- **EXERCISE GOAL**:
Count the lines below that contain the string "item", treating case as significant, and state only the resulting number.

- **LISTED RECORDS**:

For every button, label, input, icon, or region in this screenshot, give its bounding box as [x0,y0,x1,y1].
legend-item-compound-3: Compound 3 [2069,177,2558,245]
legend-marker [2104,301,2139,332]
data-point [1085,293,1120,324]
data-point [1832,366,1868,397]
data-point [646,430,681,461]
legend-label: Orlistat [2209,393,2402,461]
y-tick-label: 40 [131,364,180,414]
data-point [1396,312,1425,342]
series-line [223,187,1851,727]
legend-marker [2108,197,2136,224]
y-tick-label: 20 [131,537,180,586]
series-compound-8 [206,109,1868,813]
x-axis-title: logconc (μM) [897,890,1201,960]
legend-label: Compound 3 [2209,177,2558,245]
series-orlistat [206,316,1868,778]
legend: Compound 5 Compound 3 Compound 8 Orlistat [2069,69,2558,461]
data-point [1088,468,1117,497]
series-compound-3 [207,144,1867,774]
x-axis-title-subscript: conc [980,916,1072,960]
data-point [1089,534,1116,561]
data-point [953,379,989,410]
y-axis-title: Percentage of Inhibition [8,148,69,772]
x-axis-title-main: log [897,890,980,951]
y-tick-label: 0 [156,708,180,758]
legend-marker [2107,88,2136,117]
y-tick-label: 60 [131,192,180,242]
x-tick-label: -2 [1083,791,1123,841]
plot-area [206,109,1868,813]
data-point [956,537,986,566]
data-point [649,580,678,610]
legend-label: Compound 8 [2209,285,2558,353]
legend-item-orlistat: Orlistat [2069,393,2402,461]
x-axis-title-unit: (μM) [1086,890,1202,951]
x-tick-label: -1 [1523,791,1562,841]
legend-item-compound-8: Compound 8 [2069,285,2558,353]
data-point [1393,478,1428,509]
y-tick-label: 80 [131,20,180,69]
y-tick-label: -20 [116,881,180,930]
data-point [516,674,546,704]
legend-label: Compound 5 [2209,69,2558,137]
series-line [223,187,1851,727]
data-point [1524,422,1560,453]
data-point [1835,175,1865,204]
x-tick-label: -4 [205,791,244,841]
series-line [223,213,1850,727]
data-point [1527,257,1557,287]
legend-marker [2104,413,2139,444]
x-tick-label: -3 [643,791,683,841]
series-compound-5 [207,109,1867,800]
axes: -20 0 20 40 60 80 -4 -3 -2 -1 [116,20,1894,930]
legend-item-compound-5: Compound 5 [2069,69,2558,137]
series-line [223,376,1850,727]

- **WRITTEN REPLY**:
4